(Extracted records)
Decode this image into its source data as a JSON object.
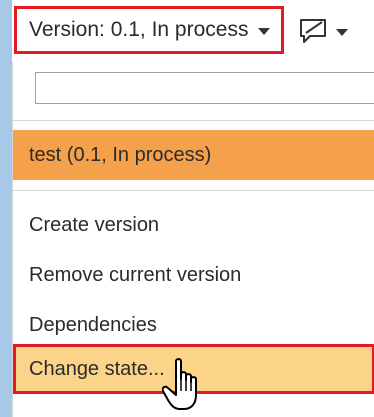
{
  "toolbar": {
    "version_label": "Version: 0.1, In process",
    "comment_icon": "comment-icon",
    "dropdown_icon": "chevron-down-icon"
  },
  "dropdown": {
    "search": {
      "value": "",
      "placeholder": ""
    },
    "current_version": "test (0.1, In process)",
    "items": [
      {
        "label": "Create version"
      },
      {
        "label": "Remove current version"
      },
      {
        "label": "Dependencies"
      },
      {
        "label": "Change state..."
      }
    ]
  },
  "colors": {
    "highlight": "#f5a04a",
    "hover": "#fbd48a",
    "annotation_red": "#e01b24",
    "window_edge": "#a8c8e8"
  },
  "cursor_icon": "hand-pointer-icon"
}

* _Instruction_:
Print all of the entries word for word. Skip any images they contain.

* _Reply_:
Decode this image into its source data as a JSON object.
{
  "toolbar": {
    "version_label": "Version: 0.1, In process",
    "comment_icon": "comment-icon",
    "dropdown_icon": "chevron-down-icon"
  },
  "dropdown": {
    "search": {
      "value": "",
      "placeholder": ""
    },
    "current_version": "test (0.1, In process)",
    "items": [
      {
        "label": "Create version"
      },
      {
        "label": "Remove current version"
      },
      {
        "label": "Dependencies"
      },
      {
        "label": "Change state..."
      }
    ]
  },
  "colors": {
    "highlight": "#f5a04a",
    "hover": "#fbd48a",
    "annotation_red": "#e01b24",
    "window_edge": "#a8c8e8"
  },
  "cursor_icon": "hand-pointer-icon"
}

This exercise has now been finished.